-- RECORDS SHOWN start --

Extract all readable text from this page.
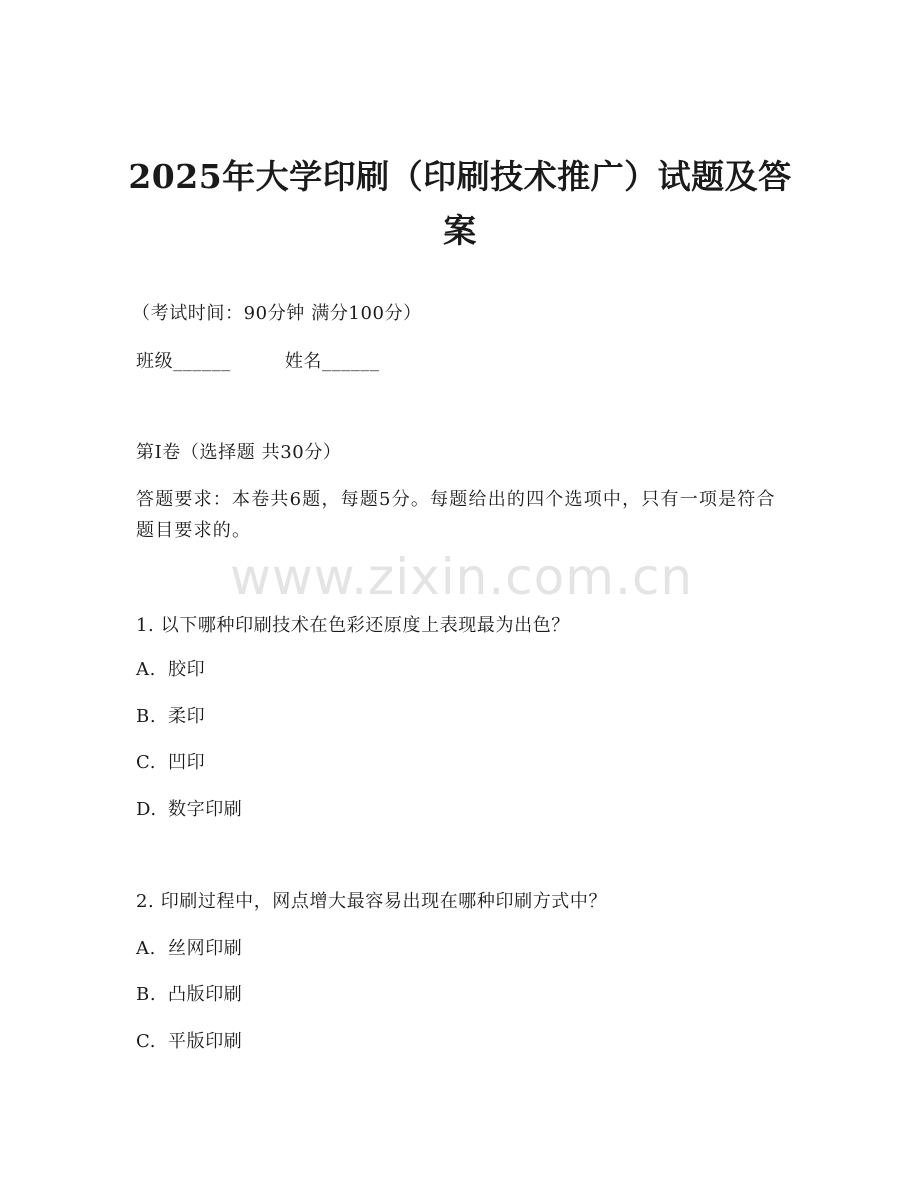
2025年大学印刷（印刷技术推广）试题及答
案
（考试时间：90分钟 满分100分）
班级______	姓名______
第I卷（选择题 共30分）
答题要求：本卷共6题，每题5分。每题给出的四个选项中，只有一项是符合题目要求的。
www.zixin.com.cn
1. 以下哪种印刷技术在色彩还原度上表现最为出色？
A. 胶印
B. 柔印
C. 凹印
D. 数字印刷
2. 印刷过程中，网点增大最容易出现在哪种印刷方式中？
A. 丝网印刷
B. 凸版印刷
C. 平版印刷
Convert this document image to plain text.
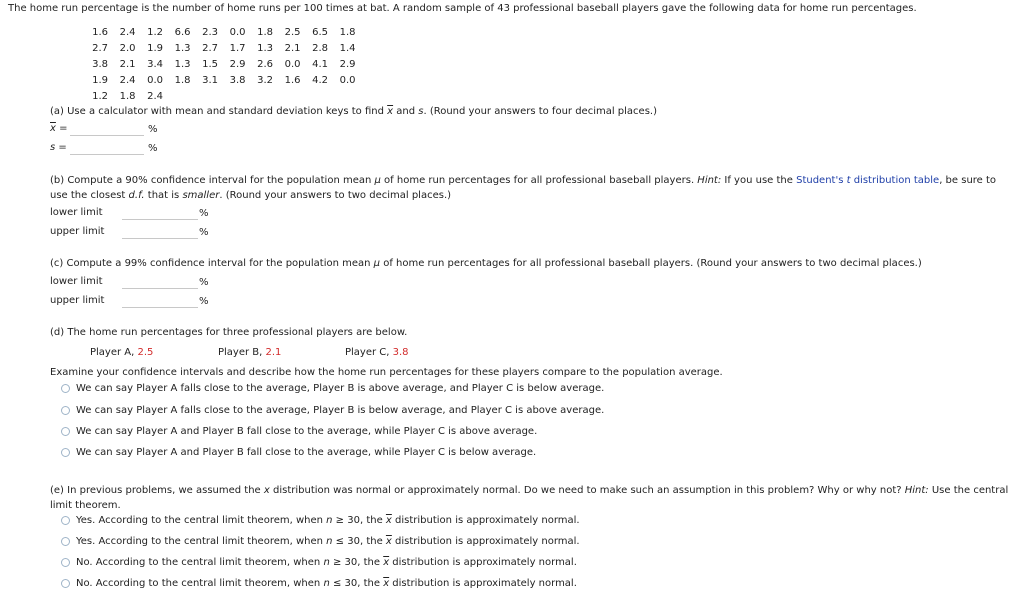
The home run percentage is the number of home runs per 100 times at bat. A random sample of 43 professional baseball players gave the following data for home run percentages.
1.6	2.4	1.2	6.6	2.3	0.0	1.8	2.5	6.5	1.8
2.7	2.0	1.9	1.3	2.7	1.7	1.3	2.1	2.8	1.4
3.8	2.1	3.4	1.3	1.5	2.9	2.6	0.0	4.1	2.9
1.9	2.4	0.0	1.8	3.1	3.8	3.2	1.6	4.2	0.0
1.2	1.8	2.4
(a) Use a calculator with mean and standard deviation keys to find $\overline{x}$ and s. (Round your answers to four decimal places.)
$\overline{x}$ =	%
s =	%
(b) Compute a 90% confidence interval for the population mean μ of home run percentages for all professional baseball players. Hint: If you use the Student's t distribution table, be sure to use the closest d.f. that is smaller. (Round your answers to two decimal places.)
lower limit	%
upper limit	%
(c) Compute a 99% confidence interval for the population mean μ of home run percentages for all professional baseball players. (Round your answers to two decimal places.)
lower limit	%
upper limit	%
(d) The home run percentages for three professional players are below.
Player A, 2.5	Player B, 2.1	Player C, 3.8
Examine your confidence intervals and describe how the home run percentages for these players compare to the population average.
We can say Player A falls close to the average, Player B is above average, and Player C is below average.
We can say Player A falls close to the average, Player B is below average, and Player C is above average.
We can say Player A and Player B fall close to the average, while Player C is above average.
We can say Player A and Player B fall close to the average, while Player C is below average.
(e) In previous problems, we assumed the x distribution was normal or approximately normal. Do we need to make such an assumption in this problem? Why or why not? Hint: Use the central limit theorem.
Yes. According to the central limit theorem, when n ≥ 30, the $\overline{x}$ distribution is approximately normal.
Yes. According to the central limit theorem, when n ≤ 30, the $\overline{x}$ distribution is approximately normal.
No. According to the central limit theorem, when n ≥ 30, the $\overline{x}$ distribution is approximately normal.
No. According to the central limit theorem, when n ≤ 30, the $\overline{x}$ distribution is approximately normal.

-- RECORDS SHOWN end --

Locate all lines in the listing above with the word "professional" and copy them.

RESULT FOR THIS EXERCISE:
The home run percentage is the number of home runs per 100 times at bat. A random sample of 43 professional baseball players gave the following data for home run percentages.
(b) Compute a 90% confidence interval for the population mean μ of home run percentages for all professional baseball players. Hint: If you use the Student's t distribution table, be sure to use the closest d.f. that is smaller. (Round your answers to two decimal places.)
(c) Compute a 99% confidence interval for the population mean μ of home run percentages for all professional baseball players. (Round your answers to two decimal places.)
(d) The home run percentages for three professional players are below.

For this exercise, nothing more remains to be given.